Figure dataset records:
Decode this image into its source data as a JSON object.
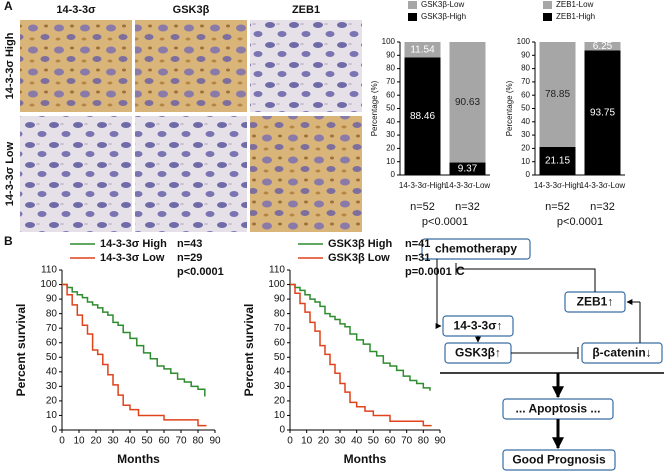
{
  "panels": {
    "a": "A",
    "b": "B",
    "c": "C"
  },
  "ihc": {
    "columns": [
      "14-3-3σ",
      "GSK3β",
      "ZEB1"
    ],
    "rows": [
      "14-3-3σ High",
      "14-3-3σ Low"
    ]
  },
  "chart_data": [
    {
      "type": "stacked_bar",
      "ylabel": "Percentage (%)",
      "categories": [
        "14-3-3σ-High",
        "14-3-3σ-Low"
      ],
      "series": [
        {
          "name": "GSK3β-Low",
          "color": "#a6a6a6",
          "values": [
            11.54,
            90.63
          ]
        },
        {
          "name": "GSK3β-High",
          "color": "#000000",
          "values": [
            88.46,
            9.37
          ]
        }
      ],
      "ylim": [
        0,
        100
      ],
      "yticks": [
        0,
        10,
        20,
        30,
        40,
        50,
        60,
        70,
        80,
        90,
        100
      ],
      "annotations": [
        "n=52",
        "n=32",
        "p<0.0001"
      ]
    },
    {
      "type": "stacked_bar",
      "ylabel": "Percentage (%)",
      "categories": [
        "14-3-3σ-High",
        "14-3-3σ-Low"
      ],
      "series": [
        {
          "name": "ZEB1-Low",
          "color": "#a6a6a6",
          "values": [
            78.85,
            6.25
          ]
        },
        {
          "name": "ZEB1-High",
          "color": "#000000",
          "values": [
            21.15,
            93.75
          ]
        }
      ],
      "ylim": [
        0,
        100
      ],
      "yticks": [
        0,
        10,
        20,
        30,
        40,
        50,
        60,
        70,
        80,
        90,
        100
      ],
      "annotations": [
        "n=52",
        "n=32",
        "p<0.0001"
      ]
    },
    {
      "type": "survival",
      "xlabel": "Months",
      "ylabel": "Percent survival",
      "series": [
        {
          "name": "14-3-3σ High",
          "n_label": "n=43",
          "color": "#2e8b2e",
          "x": [
            0,
            3,
            6,
            9,
            12,
            15,
            18,
            21,
            24,
            27,
            30,
            33,
            36,
            40,
            44,
            48,
            52,
            56,
            60,
            64,
            68,
            72,
            76,
            80,
            84
          ],
          "values": [
            100,
            98,
            95,
            93,
            91,
            88,
            86,
            84,
            81,
            79,
            74,
            72,
            67,
            63,
            58,
            53,
            49,
            44,
            42,
            39,
            35,
            33,
            30,
            28,
            23
          ]
        },
        {
          "name": "14-3-3σ Low",
          "n_label": "n=29",
          "color": "#e0421b",
          "x": [
            0,
            3,
            6,
            9,
            12,
            15,
            18,
            21,
            24,
            27,
            30,
            33,
            36,
            40,
            45,
            50,
            60,
            70,
            80,
            85
          ],
          "values": [
            100,
            93,
            86,
            79,
            72,
            66,
            55,
            52,
            45,
            38,
            31,
            24,
            17,
            14,
            10,
            10,
            7,
            7,
            3,
            3
          ]
        }
      ],
      "p_label": "p<0.0001",
      "xlim": [
        0,
        90
      ],
      "xticks": [
        0,
        10,
        20,
        30,
        40,
        50,
        60,
        70,
        80,
        90
      ],
      "ylim": [
        0,
        110
      ],
      "yticks": [
        0,
        10,
        20,
        30,
        40,
        50,
        60,
        70,
        80,
        90,
        100,
        110
      ]
    },
    {
      "type": "survival",
      "xlabel": "Months",
      "ylabel": "Percent survival",
      "series": [
        {
          "name": "GSK3β High",
          "n_label": "n=41",
          "color": "#2e8b2e",
          "x": [
            0,
            3,
            6,
            9,
            12,
            15,
            18,
            21,
            24,
            27,
            30,
            33,
            36,
            40,
            44,
            48,
            52,
            56,
            60,
            64,
            68,
            72,
            76,
            80,
            84
          ],
          "values": [
            100,
            98,
            96,
            93,
            90,
            88,
            85,
            80,
            78,
            76,
            73,
            71,
            66,
            62,
            59,
            54,
            51,
            46,
            44,
            41,
            37,
            34,
            32,
            29,
            27
          ]
        },
        {
          "name": "GSK3β Low",
          "n_label": "n=31",
          "color": "#e0421b",
          "x": [
            0,
            3,
            6,
            9,
            12,
            15,
            18,
            21,
            24,
            27,
            30,
            33,
            36,
            40,
            45,
            50,
            60,
            70,
            80,
            85
          ],
          "values": [
            100,
            94,
            87,
            81,
            74,
            68,
            58,
            52,
            45,
            39,
            32,
            26,
            19,
            16,
            13,
            10,
            6,
            6,
            3,
            3
          ]
        }
      ],
      "p_label": "p=0.0001",
      "xlim": [
        0,
        90
      ],
      "xticks": [
        0,
        10,
        20,
        30,
        40,
        50,
        60,
        70,
        80,
        90
      ],
      "ylim": [
        0,
        110
      ],
      "yticks": [
        0,
        10,
        20,
        30,
        40,
        50,
        60,
        70,
        80,
        90,
        100,
        110
      ]
    }
  ],
  "diagram": {
    "nodes": [
      "chemotherapy",
      "ZEB1↑",
      "14-3-3σ↑",
      "GSK3β↑",
      "β-catenin↓",
      "... Apoptosis ...",
      "Good Prognosis"
    ]
  }
}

(Job)
Reproduce all entries without any change, and omit the pictures.

(Answer in full)
Decode this image into its source data as a JSON object.
{
  "panels": {
    "a": "A",
    "b": "B",
    "c": "C"
  },
  "ihc": {
    "columns": [
      "14-3-3σ",
      "GSK3β",
      "ZEB1"
    ],
    "rows": [
      "14-3-3σ High",
      "14-3-3σ Low"
    ]
  },
  "chart_data": [
    {
      "type": "stacked_bar",
      "ylabel": "Percentage (%)",
      "categories": [
        "14-3-3σ-High",
        "14-3-3σ-Low"
      ],
      "series": [
        {
          "name": "GSK3β-Low",
          "color": "#a6a6a6",
          "values": [
            11.54,
            90.63
          ]
        },
        {
          "name": "GSK3β-High",
          "color": "#000000",
          "values": [
            88.46,
            9.37
          ]
        }
      ],
      "ylim": [
        0,
        100
      ],
      "yticks": [
        0,
        10,
        20,
        30,
        40,
        50,
        60,
        70,
        80,
        90,
        100
      ],
      "annotations": [
        "n=52",
        "n=32",
        "p<0.0001"
      ]
    },
    {
      "type": "stacked_bar",
      "ylabel": "Percentage (%)",
      "categories": [
        "14-3-3σ-High",
        "14-3-3σ-Low"
      ],
      "series": [
        {
          "name": "ZEB1-Low",
          "color": "#a6a6a6",
          "values": [
            78.85,
            6.25
          ]
        },
        {
          "name": "ZEB1-High",
          "color": "#000000",
          "values": [
            21.15,
            93.75
          ]
        }
      ],
      "ylim": [
        0,
        100
      ],
      "yticks": [
        0,
        10,
        20,
        30,
        40,
        50,
        60,
        70,
        80,
        90,
        100
      ],
      "annotations": [
        "n=52",
        "n=32",
        "p<0.0001"
      ]
    },
    {
      "type": "survival",
      "xlabel": "Months",
      "ylabel": "Percent survival",
      "series": [
        {
          "name": "14-3-3σ High",
          "n_label": "n=43",
          "color": "#2e8b2e",
          "x": [
            0,
            3,
            6,
            9,
            12,
            15,
            18,
            21,
            24,
            27,
            30,
            33,
            36,
            40,
            44,
            48,
            52,
            56,
            60,
            64,
            68,
            72,
            76,
            80,
            84
          ],
          "values": [
            100,
            98,
            95,
            93,
            91,
            88,
            86,
            84,
            81,
            79,
            74,
            72,
            67,
            63,
            58,
            53,
            49,
            44,
            42,
            39,
            35,
            33,
            30,
            28,
            23
          ]
        },
        {
          "name": "14-3-3σ Low",
          "n_label": "n=29",
          "color": "#e0421b",
          "x": [
            0,
            3,
            6,
            9,
            12,
            15,
            18,
            21,
            24,
            27,
            30,
            33,
            36,
            40,
            45,
            50,
            60,
            70,
            80,
            85
          ],
          "values": [
            100,
            93,
            86,
            79,
            72,
            66,
            55,
            52,
            45,
            38,
            31,
            24,
            17,
            14,
            10,
            10,
            7,
            7,
            3,
            3
          ]
        }
      ],
      "p_label": "p<0.0001",
      "xlim": [
        0,
        90
      ],
      "xticks": [
        0,
        10,
        20,
        30,
        40,
        50,
        60,
        70,
        80,
        90
      ],
      "ylim": [
        0,
        110
      ],
      "yticks": [
        0,
        10,
        20,
        30,
        40,
        50,
        60,
        70,
        80,
        90,
        100,
        110
      ]
    },
    {
      "type": "survival",
      "xlabel": "Months",
      "ylabel": "Percent survival",
      "series": [
        {
          "name": "GSK3β High",
          "n_label": "n=41",
          "color": "#2e8b2e",
          "x": [
            0,
            3,
            6,
            9,
            12,
            15,
            18,
            21,
            24,
            27,
            30,
            33,
            36,
            40,
            44,
            48,
            52,
            56,
            60,
            64,
            68,
            72,
            76,
            80,
            84
          ],
          "values": [
            100,
            98,
            96,
            93,
            90,
            88,
            85,
            80,
            78,
            76,
            73,
            71,
            66,
            62,
            59,
            54,
            51,
            46,
            44,
            41,
            37,
            34,
            32,
            29,
            27
          ]
        },
        {
          "name": "GSK3β Low",
          "n_label": "n=31",
          "color": "#e0421b",
          "x": [
            0,
            3,
            6,
            9,
            12,
            15,
            18,
            21,
            24,
            27,
            30,
            33,
            36,
            40,
            45,
            50,
            60,
            70,
            80,
            85
          ],
          "values": [
            100,
            94,
            87,
            81,
            74,
            68,
            58,
            52,
            45,
            39,
            32,
            26,
            19,
            16,
            13,
            10,
            6,
            6,
            3,
            3
          ]
        }
      ],
      "p_label": "p=0.0001",
      "xlim": [
        0,
        90
      ],
      "xticks": [
        0,
        10,
        20,
        30,
        40,
        50,
        60,
        70,
        80,
        90
      ],
      "ylim": [
        0,
        110
      ],
      "yticks": [
        0,
        10,
        20,
        30,
        40,
        50,
        60,
        70,
        80,
        90,
        100,
        110
      ]
    }
  ],
  "diagram": {
    "nodes": [
      "chemotherapy",
      "ZEB1↑",
      "14-3-3σ↑",
      "GSK3β↑",
      "β-catenin↓",
      "... Apoptosis ...",
      "Good Prognosis"
    ]
  }
}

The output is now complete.